::: Entries provided

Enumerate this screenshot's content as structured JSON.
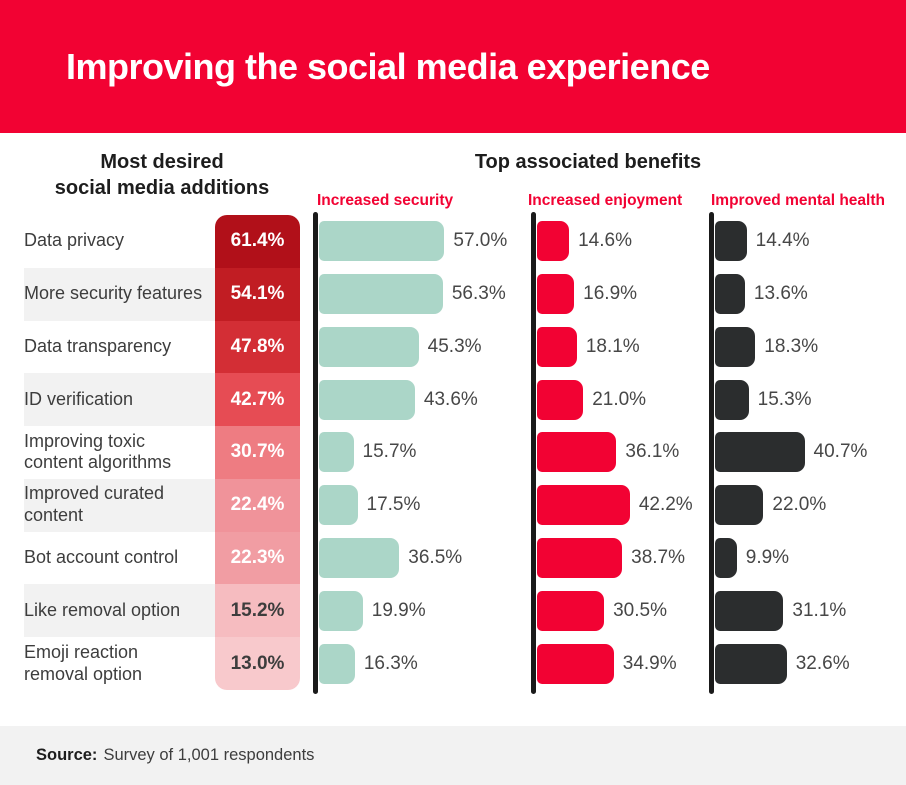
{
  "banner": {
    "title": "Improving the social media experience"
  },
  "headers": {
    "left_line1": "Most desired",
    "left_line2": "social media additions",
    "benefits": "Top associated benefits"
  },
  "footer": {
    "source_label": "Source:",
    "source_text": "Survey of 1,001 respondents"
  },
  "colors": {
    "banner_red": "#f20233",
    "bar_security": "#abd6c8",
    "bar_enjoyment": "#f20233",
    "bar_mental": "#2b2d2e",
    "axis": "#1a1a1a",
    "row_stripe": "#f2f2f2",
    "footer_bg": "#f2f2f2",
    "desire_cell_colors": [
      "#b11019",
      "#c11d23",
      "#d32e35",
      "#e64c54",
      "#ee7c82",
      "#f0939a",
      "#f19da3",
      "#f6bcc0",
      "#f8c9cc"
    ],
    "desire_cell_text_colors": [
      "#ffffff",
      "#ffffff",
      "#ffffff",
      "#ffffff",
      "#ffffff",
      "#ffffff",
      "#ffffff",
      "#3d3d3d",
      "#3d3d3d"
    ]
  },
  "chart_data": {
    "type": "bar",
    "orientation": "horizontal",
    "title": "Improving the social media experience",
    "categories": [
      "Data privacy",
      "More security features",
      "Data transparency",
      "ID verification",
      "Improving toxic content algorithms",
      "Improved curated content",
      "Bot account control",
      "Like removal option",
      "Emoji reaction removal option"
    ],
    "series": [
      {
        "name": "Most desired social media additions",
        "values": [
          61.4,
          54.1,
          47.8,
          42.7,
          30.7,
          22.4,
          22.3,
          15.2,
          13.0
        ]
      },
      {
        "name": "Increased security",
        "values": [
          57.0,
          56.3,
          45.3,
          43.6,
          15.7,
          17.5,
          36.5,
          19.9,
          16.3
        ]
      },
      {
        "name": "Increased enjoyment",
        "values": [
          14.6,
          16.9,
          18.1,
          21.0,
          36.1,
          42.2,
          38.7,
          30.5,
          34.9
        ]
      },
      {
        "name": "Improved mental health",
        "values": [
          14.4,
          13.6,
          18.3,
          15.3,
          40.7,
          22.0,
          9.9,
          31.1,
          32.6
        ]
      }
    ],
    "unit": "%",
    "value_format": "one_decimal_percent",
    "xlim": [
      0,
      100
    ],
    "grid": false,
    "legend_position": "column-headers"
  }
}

::::::

▶ _Work required_: Copy all lines of the listing above that contain the string "Increased".

▶ _Exercise answer_:
        "name": "Increased security",
        "name": "Increased enjoyment",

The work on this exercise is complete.